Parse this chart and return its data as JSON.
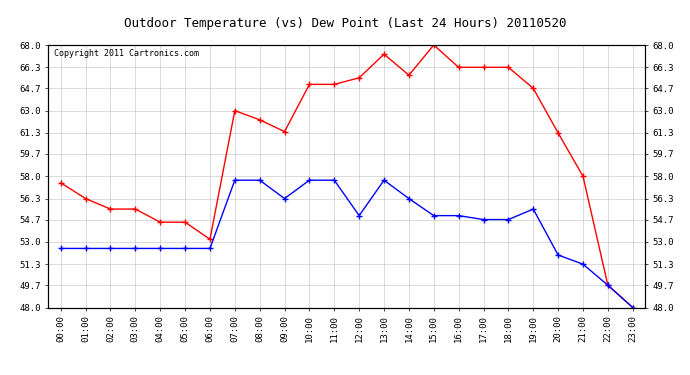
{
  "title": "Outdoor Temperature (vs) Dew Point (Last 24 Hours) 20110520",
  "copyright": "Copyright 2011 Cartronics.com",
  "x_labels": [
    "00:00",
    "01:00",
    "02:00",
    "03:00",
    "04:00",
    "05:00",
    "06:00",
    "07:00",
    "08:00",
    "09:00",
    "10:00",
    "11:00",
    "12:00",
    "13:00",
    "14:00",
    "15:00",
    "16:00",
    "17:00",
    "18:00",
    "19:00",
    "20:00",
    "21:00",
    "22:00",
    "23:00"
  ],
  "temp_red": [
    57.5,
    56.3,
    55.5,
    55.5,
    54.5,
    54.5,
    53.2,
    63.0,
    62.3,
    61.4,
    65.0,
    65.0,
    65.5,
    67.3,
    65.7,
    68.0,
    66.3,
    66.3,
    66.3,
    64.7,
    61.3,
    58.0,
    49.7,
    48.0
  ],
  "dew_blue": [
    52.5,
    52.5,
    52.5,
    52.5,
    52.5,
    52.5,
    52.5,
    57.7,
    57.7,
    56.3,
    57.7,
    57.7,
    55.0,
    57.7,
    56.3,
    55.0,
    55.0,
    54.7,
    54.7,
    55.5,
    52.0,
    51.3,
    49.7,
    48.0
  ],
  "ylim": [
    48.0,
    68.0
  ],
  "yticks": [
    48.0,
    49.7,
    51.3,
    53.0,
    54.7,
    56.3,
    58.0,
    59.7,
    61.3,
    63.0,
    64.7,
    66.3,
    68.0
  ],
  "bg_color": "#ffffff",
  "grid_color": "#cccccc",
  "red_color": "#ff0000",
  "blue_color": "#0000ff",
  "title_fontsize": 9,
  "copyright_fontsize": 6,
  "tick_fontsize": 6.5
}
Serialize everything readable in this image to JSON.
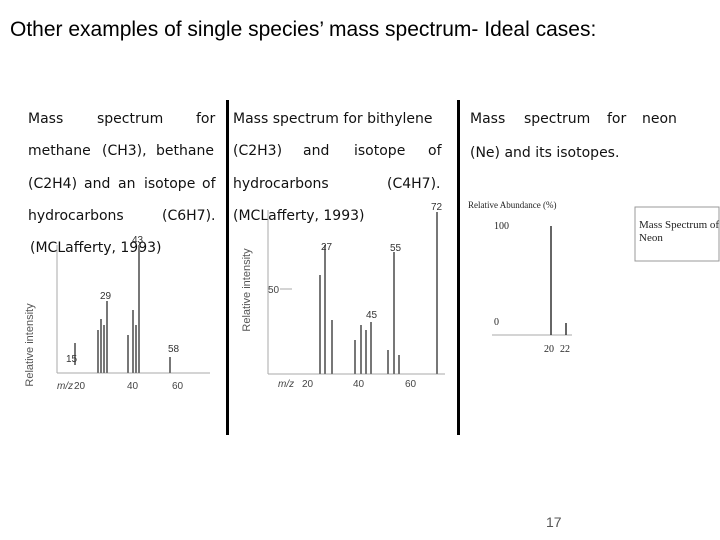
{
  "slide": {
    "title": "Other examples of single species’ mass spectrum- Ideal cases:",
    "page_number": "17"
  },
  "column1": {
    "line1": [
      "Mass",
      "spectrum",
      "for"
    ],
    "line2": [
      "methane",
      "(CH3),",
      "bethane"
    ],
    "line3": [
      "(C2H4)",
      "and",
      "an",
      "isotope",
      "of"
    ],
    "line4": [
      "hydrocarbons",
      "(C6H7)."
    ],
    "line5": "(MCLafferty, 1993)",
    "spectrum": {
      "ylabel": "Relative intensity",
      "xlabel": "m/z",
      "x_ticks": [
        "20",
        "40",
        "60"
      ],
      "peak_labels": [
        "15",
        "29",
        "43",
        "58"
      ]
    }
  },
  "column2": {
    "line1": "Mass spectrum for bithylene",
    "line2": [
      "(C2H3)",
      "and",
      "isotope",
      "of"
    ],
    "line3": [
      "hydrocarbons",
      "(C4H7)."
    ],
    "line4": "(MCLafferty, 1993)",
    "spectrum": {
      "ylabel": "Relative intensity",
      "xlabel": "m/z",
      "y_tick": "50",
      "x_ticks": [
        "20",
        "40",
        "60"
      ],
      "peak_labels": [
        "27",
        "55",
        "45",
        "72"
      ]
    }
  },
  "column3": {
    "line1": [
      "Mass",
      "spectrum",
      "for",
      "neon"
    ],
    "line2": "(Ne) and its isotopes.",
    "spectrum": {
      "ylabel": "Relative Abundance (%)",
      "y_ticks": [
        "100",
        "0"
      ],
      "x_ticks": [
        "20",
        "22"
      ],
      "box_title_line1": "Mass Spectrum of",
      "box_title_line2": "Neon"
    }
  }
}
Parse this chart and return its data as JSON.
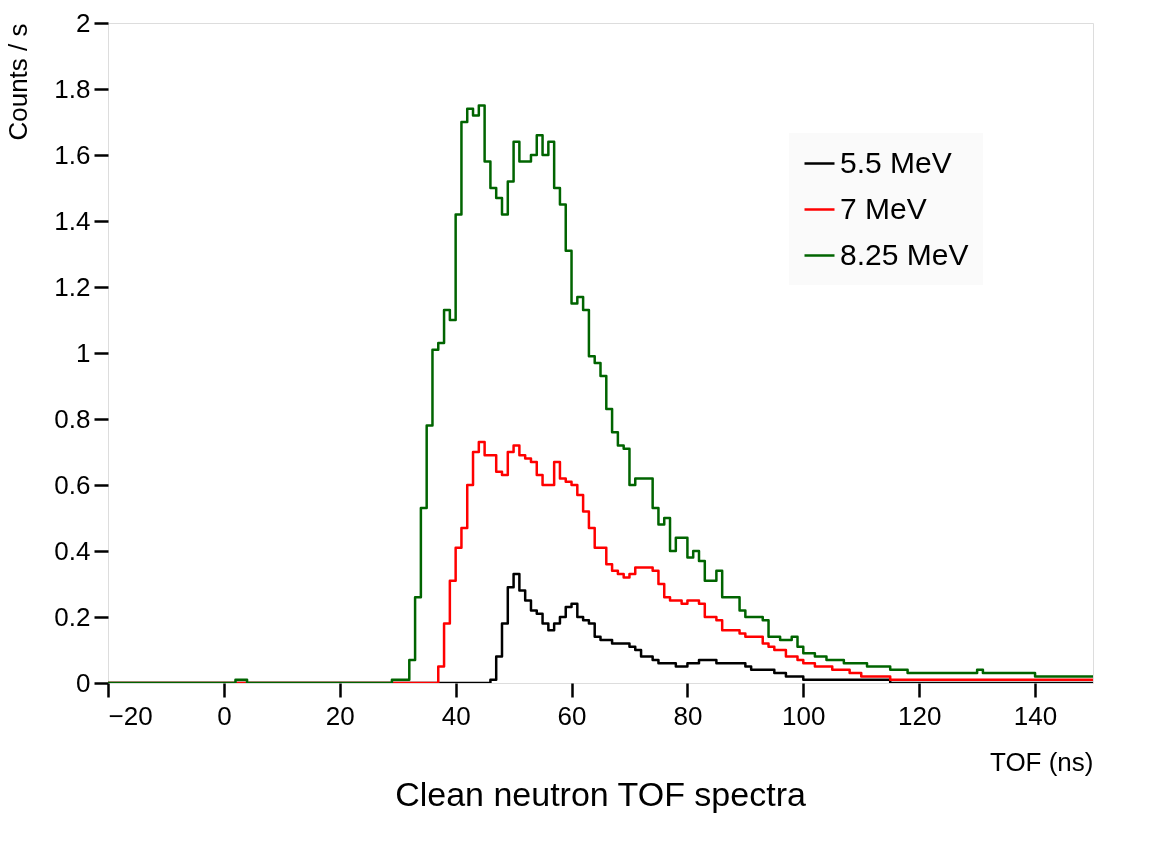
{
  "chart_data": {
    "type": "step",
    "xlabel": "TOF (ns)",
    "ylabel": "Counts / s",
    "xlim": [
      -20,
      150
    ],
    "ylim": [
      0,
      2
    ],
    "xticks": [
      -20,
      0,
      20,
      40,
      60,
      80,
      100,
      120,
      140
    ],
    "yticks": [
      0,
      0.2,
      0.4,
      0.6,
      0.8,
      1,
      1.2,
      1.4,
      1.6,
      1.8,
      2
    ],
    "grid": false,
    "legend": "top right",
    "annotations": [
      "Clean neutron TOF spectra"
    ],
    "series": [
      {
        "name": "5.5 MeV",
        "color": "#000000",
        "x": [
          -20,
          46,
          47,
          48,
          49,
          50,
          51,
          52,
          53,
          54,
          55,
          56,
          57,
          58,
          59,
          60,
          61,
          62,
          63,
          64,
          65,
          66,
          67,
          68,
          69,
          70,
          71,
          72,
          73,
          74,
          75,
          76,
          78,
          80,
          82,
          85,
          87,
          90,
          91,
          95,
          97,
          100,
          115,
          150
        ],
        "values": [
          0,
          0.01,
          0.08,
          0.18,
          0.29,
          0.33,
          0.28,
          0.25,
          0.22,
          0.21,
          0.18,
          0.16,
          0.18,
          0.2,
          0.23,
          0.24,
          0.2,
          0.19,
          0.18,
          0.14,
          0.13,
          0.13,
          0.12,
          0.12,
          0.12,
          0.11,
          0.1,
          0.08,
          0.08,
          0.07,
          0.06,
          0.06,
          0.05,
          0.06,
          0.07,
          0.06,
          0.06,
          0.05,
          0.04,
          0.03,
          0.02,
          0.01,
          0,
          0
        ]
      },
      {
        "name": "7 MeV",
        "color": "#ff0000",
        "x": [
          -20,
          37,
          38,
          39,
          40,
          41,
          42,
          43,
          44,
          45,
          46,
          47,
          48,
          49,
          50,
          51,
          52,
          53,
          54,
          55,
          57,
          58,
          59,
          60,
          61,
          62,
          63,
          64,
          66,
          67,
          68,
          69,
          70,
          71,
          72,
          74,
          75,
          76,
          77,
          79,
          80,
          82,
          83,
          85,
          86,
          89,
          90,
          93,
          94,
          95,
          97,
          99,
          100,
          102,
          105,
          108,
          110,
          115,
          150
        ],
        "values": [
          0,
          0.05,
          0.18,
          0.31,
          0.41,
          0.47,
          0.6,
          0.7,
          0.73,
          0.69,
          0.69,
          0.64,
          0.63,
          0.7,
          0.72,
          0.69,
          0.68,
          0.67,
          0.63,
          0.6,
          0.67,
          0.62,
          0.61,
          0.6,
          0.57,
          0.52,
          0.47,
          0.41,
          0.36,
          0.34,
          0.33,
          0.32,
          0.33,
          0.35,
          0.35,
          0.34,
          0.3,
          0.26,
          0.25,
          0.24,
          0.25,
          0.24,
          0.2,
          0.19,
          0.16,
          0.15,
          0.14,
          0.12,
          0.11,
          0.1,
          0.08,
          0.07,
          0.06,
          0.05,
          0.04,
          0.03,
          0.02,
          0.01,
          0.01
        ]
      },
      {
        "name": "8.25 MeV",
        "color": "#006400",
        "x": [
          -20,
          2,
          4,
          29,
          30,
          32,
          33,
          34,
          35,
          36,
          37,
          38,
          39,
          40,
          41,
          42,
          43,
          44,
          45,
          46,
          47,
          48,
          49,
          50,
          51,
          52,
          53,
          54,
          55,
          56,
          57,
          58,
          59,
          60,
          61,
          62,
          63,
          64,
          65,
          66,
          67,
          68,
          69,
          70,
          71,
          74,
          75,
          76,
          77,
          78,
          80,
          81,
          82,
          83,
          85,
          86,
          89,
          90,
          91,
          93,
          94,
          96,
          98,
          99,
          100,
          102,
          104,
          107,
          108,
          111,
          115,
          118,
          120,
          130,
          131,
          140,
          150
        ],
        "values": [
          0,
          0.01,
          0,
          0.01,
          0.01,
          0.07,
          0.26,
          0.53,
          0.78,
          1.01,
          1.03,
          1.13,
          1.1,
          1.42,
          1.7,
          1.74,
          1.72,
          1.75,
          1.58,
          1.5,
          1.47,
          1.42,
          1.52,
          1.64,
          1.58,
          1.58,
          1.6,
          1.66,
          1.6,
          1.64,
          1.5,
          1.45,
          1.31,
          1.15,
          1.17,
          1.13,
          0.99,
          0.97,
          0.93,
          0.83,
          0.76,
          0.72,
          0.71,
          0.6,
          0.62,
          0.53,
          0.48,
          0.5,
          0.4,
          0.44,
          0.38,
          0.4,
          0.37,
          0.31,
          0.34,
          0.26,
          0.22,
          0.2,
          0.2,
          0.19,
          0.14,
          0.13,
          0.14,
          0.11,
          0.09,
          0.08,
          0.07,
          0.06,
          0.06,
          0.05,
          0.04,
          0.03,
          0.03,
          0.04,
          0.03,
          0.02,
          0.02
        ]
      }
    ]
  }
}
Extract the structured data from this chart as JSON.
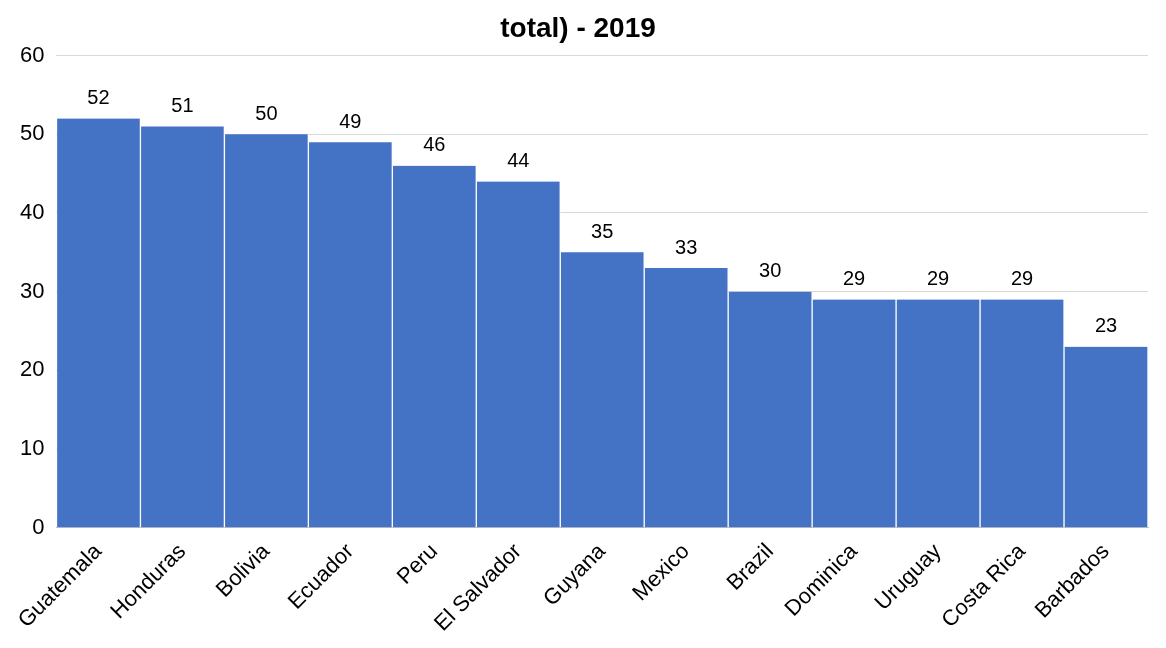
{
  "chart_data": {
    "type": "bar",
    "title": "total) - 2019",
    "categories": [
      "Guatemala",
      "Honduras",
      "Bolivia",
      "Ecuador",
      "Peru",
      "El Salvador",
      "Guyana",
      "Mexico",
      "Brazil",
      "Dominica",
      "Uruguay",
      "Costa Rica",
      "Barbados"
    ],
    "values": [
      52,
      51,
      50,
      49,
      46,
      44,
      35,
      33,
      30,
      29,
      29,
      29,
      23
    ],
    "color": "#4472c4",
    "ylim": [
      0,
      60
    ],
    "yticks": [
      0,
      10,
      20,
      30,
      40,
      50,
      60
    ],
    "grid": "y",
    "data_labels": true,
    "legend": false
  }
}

########################################

▸ **Exercise prompt**
Exactly the lines from the line with "Extract the structured" through the last line of the listing, both included, should be extracted, and the pictures left behind.

▸ **Result**
Extract the structured data from this chart as JSON.
{
  "chart_data": {
    "type": "bar",
    "title": "total) - 2019",
    "categories": [
      "Guatemala",
      "Honduras",
      "Bolivia",
      "Ecuador",
      "Peru",
      "El Salvador",
      "Guyana",
      "Mexico",
      "Brazil",
      "Dominica",
      "Uruguay",
      "Costa Rica",
      "Barbados"
    ],
    "values": [
      52,
      51,
      50,
      49,
      46,
      44,
      35,
      33,
      30,
      29,
      29,
      29,
      23
    ],
    "color": "#4472c4",
    "ylim": [
      0,
      60
    ],
    "yticks": [
      0,
      10,
      20,
      30,
      40,
      50,
      60
    ],
    "grid": "y",
    "data_labels": true,
    "legend": false
  }
}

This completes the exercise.